WHAT TO WORK ON:
Copy the listing verbatim, excluding any images found in it.

Dataset records:

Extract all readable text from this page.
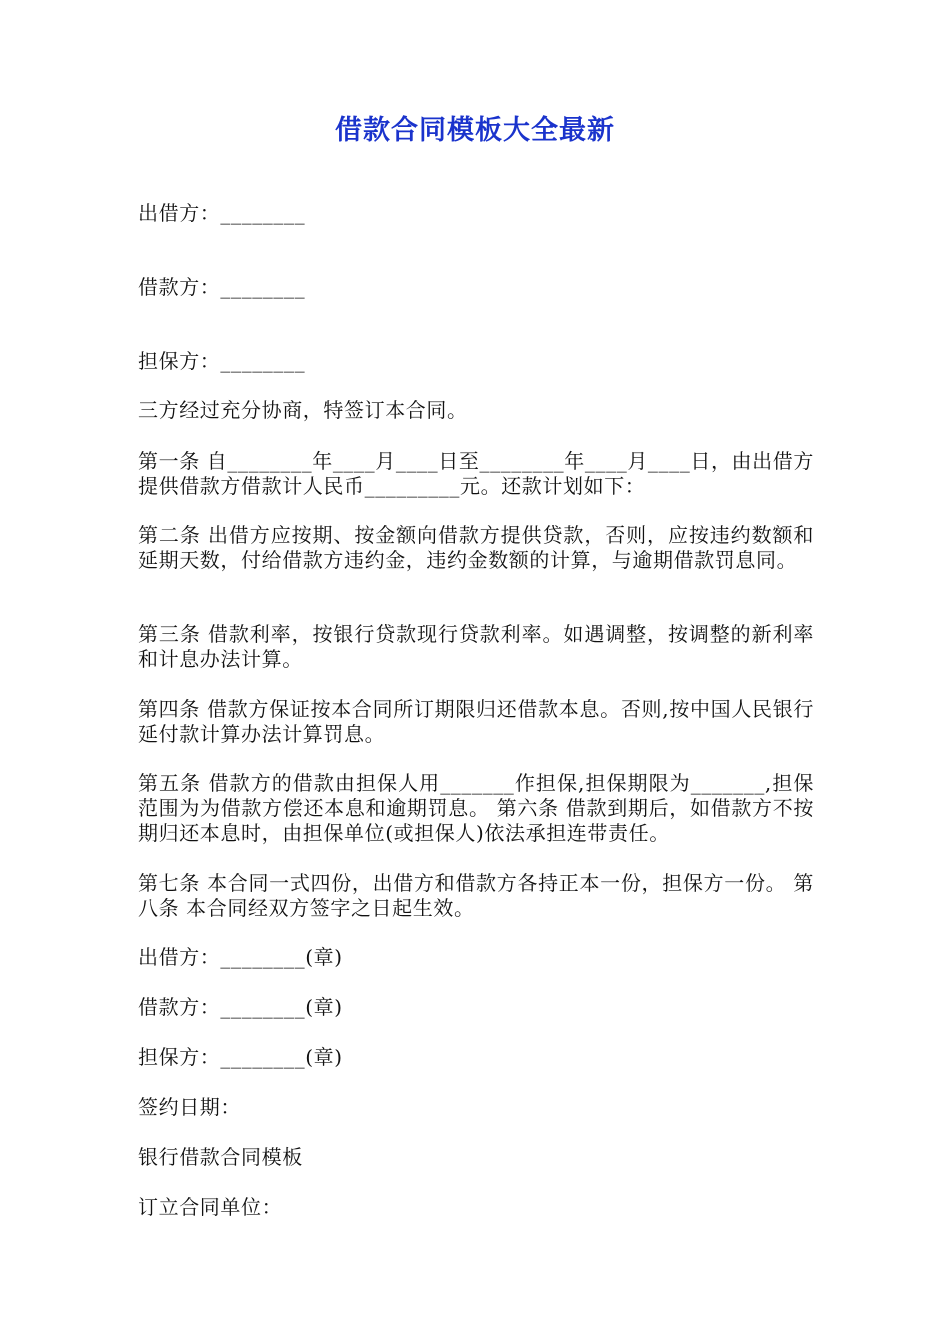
借款合同模板大全最新

出借方：________

借款方：________

担保方：________

三方经过充分协商，特签订本合同。

第一条 自________年____月____日至________年____月____日，由出借方提供借款方借款计人民币_________元。还款计划如下：

第二条 出借方应按期、按金额向借款方提供贷款，否则，应按违约数额和延期天数，付给借款方违约金，违约金数额的计算，与逾期借款罚息同。

第三条 借款利率，按银行贷款现行贷款利率。如遇调整，按调整的新利率和计息办法计算。

第四条 借款方保证按本合同所订期限归还借款本息。否则,按中国人民银行延付款计算办法计算罚息。

第五条 借款方的借款由担保人用_______作担保,担保期限为_______,担保范围为为借款方偿还本息和逾期罚息。 第六条 借款到期后，如借款方不按期归还本息时，由担保单位(或担保人)依法承担连带责任。

第七条 本合同一式四份，出借方和借款方各持正本一份，担保方一份。 第八条 本合同经双方签字之日起生效。

出借方：________(章)

借款方：________(章)

担保方：________(章)

签约日期：

银行借款合同模板

订立合同单位：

EXERCISE SOLUTION:
Extract all readable text from this page.
借款合同模板大全最新

出借方：________

借款方：________

担保方：________

三方经过充分协商，特签订本合同。

第一条 自________年____月____日至________年____月____日，由出借方提供借款方借款计人民币_________元。还款计划如下：

第二条 出借方应按期、按金额向借款方提供贷款，否则，应按违约数额和延期天数，付给借款方违约金，违约金数额的计算，与逾期借款罚息同。

第三条 借款利率，按银行贷款现行贷款利率。如遇调整，按调整的新利率和计息办法计算。

第四条 借款方保证按本合同所订期限归还借款本息。否则,按中国人民银行延付款计算办法计算罚息。

第五条 借款方的借款由担保人用_______作担保,担保期限为_______,担保范围为为借款方偿还本息和逾期罚息。 第六条 借款到期后，如借款方不按期归还本息时，由担保单位(或担保人)依法承担连带责任。

第七条 本合同一式四份，出借方和借款方各持正本一份，担保方一份。 第八条 本合同经双方签字之日起生效。

出借方：________(章)

借款方：________(章)

担保方：________(章)

签约日期：

银行借款合同模板

订立合同单位：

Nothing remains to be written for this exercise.